> [Written instruction] Please copy the records below word for word, from their very first line down to and including the line that contains "paragraph-text: και bbox=[0, 319, 40, 340]".
====================
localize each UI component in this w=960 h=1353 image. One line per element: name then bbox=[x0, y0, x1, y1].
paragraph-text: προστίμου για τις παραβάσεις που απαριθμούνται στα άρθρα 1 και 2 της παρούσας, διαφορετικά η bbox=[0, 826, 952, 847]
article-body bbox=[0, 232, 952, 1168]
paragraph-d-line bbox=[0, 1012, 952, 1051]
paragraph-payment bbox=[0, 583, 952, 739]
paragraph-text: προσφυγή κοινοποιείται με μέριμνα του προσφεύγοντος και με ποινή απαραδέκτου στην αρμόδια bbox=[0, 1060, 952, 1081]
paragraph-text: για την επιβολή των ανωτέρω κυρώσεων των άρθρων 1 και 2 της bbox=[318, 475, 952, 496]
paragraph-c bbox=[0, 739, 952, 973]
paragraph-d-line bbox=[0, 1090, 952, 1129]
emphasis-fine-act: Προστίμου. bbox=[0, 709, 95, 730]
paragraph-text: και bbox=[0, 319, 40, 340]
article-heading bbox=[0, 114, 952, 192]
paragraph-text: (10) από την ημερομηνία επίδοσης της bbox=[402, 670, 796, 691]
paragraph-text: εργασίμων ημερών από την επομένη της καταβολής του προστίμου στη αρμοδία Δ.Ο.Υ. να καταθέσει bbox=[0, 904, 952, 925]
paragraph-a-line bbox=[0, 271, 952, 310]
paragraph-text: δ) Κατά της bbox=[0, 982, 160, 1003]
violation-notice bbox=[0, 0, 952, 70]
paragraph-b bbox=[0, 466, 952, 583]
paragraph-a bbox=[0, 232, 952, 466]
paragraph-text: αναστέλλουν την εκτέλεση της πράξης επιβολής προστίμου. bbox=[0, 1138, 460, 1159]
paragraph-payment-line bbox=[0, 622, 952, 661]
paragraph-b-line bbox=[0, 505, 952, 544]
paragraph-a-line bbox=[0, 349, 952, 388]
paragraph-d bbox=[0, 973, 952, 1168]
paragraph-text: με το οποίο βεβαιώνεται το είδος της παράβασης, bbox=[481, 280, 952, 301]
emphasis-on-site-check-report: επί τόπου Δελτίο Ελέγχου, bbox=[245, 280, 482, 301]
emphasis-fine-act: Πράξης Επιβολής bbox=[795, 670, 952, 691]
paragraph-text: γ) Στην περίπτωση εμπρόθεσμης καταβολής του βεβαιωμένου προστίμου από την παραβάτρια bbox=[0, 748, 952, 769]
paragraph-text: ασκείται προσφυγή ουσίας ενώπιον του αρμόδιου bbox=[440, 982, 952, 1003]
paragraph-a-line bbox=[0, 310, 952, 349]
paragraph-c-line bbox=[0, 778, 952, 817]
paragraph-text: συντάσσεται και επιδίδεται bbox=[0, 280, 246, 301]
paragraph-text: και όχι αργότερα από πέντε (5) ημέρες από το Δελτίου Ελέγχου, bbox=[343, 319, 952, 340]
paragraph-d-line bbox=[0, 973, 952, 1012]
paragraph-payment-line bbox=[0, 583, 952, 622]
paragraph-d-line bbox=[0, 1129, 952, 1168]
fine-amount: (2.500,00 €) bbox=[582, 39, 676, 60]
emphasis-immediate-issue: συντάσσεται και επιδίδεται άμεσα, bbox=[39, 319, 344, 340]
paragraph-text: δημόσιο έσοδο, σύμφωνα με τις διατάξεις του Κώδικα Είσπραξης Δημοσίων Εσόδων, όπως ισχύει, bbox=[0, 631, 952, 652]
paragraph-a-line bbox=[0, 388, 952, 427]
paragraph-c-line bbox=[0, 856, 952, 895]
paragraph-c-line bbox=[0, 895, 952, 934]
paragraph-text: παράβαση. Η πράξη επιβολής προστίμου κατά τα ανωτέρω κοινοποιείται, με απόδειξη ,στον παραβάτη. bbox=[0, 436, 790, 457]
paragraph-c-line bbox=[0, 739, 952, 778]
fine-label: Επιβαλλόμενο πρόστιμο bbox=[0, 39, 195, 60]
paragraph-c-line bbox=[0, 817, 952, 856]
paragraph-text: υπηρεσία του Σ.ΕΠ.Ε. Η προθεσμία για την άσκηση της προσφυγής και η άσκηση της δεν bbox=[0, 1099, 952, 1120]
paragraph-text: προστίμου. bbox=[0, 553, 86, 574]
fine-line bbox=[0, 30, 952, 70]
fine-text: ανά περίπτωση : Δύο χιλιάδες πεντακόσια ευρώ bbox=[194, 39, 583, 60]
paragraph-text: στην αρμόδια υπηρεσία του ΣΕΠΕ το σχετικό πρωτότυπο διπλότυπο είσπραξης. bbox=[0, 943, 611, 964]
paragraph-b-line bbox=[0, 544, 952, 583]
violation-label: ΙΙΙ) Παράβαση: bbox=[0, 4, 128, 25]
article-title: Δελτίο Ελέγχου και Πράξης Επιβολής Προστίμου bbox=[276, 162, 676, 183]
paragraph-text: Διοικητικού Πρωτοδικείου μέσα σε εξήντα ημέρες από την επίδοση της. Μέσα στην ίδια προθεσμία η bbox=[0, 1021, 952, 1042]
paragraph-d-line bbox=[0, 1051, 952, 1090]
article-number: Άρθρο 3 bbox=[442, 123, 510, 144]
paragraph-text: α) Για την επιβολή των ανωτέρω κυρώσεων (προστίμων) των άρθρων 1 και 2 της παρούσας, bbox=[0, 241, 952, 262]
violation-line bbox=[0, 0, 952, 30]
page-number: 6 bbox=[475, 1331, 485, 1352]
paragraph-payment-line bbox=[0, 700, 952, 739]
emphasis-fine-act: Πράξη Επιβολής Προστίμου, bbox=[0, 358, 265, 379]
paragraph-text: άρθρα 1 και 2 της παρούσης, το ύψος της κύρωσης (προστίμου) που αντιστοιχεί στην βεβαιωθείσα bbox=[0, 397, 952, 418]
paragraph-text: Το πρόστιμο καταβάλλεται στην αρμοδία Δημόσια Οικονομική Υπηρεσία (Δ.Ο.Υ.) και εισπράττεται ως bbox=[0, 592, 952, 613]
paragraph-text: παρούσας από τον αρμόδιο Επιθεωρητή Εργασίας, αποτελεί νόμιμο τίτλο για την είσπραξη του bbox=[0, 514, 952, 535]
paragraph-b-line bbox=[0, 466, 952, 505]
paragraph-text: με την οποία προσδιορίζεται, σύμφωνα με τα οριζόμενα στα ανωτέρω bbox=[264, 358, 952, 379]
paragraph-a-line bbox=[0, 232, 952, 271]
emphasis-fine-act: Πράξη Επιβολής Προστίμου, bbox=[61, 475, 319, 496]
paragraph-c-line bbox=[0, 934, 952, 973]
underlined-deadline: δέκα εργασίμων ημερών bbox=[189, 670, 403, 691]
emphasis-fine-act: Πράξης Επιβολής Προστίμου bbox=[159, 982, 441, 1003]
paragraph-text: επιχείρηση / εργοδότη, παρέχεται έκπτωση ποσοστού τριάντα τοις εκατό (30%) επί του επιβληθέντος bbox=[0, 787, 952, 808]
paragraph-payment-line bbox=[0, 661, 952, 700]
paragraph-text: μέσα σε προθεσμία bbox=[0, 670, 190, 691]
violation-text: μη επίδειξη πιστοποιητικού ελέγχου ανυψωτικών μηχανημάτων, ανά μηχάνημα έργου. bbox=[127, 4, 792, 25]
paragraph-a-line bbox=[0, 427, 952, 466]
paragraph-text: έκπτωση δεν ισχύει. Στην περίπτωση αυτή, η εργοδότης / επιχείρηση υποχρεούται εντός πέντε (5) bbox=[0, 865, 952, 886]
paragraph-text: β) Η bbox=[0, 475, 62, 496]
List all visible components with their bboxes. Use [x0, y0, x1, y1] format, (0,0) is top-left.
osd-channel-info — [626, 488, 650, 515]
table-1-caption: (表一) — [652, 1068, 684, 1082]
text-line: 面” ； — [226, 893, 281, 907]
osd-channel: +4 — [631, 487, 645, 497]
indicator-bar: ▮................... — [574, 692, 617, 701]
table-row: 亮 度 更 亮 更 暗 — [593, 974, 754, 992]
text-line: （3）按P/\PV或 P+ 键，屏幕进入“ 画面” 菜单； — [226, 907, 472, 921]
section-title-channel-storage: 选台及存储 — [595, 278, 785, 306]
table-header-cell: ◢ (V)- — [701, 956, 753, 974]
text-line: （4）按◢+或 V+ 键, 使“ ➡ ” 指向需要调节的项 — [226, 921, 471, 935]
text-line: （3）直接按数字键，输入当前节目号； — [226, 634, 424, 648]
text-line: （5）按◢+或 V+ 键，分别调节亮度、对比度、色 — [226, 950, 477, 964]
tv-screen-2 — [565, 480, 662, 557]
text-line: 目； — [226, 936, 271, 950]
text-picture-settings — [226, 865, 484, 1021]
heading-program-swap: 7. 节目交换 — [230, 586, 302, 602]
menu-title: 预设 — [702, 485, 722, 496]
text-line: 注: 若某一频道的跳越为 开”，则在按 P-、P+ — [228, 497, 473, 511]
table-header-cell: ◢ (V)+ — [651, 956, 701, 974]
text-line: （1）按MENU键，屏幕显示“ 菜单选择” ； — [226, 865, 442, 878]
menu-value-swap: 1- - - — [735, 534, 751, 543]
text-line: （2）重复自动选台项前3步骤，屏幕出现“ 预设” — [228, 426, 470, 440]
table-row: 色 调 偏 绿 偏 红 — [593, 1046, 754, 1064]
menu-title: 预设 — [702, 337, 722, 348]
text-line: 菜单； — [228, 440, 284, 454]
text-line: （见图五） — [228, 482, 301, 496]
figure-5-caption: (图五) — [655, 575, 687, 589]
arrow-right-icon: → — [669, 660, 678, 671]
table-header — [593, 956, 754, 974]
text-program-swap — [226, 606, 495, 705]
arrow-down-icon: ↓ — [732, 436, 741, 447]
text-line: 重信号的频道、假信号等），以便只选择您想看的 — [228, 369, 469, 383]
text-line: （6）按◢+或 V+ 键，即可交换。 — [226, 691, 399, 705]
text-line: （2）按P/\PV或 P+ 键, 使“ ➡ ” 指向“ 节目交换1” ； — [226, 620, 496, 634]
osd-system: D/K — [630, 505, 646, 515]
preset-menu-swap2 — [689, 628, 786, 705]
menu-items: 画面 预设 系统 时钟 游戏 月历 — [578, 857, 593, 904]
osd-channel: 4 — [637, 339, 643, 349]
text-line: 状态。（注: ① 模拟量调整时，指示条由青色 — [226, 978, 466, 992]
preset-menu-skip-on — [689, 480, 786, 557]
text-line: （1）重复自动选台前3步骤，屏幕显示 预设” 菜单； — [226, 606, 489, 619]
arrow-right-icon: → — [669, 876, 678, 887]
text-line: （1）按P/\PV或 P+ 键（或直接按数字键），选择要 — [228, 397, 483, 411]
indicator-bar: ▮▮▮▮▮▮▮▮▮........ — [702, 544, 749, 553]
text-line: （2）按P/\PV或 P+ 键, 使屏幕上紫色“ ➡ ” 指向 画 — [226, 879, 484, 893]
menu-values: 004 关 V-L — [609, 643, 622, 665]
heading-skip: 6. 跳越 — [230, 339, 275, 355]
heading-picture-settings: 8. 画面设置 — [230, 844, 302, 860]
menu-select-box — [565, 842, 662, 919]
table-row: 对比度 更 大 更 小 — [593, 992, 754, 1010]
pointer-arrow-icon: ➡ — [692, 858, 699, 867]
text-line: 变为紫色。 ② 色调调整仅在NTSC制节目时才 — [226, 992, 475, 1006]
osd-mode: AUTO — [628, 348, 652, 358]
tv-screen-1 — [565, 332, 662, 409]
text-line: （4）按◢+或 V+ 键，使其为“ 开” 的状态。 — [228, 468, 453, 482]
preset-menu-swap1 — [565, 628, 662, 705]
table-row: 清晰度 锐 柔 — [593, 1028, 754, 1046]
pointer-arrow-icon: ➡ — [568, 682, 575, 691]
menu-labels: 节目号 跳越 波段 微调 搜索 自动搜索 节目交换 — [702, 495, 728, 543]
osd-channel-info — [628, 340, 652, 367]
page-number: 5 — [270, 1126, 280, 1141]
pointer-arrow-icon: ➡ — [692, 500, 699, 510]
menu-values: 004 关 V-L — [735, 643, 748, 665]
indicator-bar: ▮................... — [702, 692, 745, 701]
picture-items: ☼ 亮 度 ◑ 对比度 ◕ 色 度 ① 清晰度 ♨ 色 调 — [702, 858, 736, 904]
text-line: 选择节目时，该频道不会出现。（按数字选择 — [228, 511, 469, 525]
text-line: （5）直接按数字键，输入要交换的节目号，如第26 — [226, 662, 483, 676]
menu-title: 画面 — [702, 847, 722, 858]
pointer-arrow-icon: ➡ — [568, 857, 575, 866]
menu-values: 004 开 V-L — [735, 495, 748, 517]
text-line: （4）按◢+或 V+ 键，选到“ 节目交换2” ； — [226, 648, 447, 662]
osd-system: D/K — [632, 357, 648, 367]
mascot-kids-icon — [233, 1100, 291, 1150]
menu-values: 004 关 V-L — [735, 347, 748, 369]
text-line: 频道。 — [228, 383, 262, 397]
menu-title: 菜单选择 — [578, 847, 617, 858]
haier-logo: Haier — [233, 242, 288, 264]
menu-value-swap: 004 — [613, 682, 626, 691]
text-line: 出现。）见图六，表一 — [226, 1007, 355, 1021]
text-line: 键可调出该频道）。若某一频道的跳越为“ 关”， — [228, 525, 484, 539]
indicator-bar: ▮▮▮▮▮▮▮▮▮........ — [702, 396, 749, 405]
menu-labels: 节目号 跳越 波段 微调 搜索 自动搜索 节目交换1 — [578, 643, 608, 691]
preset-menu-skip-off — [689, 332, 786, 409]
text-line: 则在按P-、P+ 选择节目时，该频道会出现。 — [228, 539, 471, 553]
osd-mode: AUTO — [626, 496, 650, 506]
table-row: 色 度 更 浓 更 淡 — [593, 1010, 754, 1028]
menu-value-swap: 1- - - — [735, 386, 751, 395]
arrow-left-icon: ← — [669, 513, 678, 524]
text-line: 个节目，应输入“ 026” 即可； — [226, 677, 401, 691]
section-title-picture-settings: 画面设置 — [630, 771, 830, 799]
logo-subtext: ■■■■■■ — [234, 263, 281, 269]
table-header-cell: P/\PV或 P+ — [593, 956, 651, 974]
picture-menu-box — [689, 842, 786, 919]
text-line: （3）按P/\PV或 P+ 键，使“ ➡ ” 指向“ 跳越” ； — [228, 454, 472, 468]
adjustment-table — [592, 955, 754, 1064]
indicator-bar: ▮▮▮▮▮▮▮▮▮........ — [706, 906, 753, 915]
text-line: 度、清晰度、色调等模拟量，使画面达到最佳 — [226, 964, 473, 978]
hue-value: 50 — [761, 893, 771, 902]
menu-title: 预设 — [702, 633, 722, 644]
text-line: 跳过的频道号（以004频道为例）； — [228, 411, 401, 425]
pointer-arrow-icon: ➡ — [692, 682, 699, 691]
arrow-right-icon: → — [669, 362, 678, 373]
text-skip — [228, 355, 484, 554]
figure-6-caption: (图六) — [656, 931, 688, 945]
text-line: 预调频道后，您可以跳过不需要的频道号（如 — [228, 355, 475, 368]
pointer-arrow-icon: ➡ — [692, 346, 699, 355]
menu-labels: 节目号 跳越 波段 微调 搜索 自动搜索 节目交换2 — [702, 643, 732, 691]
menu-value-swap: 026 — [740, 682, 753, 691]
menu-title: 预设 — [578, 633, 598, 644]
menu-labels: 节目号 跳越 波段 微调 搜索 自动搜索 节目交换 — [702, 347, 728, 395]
====================
> [Exercise answer]
localize each UI component in this w=960 h=1353 image. One line per element: name then bbox=[x0, y0, x1, y1].
paragraph-text: προστίμου για τις παραβάσεις που απαριθμούνται στα άρθρα 1 και 2 της παρούσας, διαφορετικά η bbox=[0, 826, 952, 847]
article-body bbox=[0, 232, 952, 1168]
paragraph-d-line bbox=[0, 1012, 952, 1051]
paragraph-payment bbox=[0, 583, 952, 739]
paragraph-text: προσφυγή κοινοποιείται με μέριμνα του προσφεύγοντος και με ποινή απαραδέκτου στην αρμόδια bbox=[0, 1060, 952, 1081]
paragraph-text: για την επιβολή των ανωτέρω κυρώσεων των άρθρων 1 και 2 της bbox=[318, 475, 952, 496]
paragraph-c bbox=[0, 739, 952, 973]
paragraph-d-line bbox=[0, 1090, 952, 1129]
emphasis-fine-act: Προστίμου. bbox=[0, 709, 95, 730]
paragraph-text: και bbox=[0, 319, 40, 340]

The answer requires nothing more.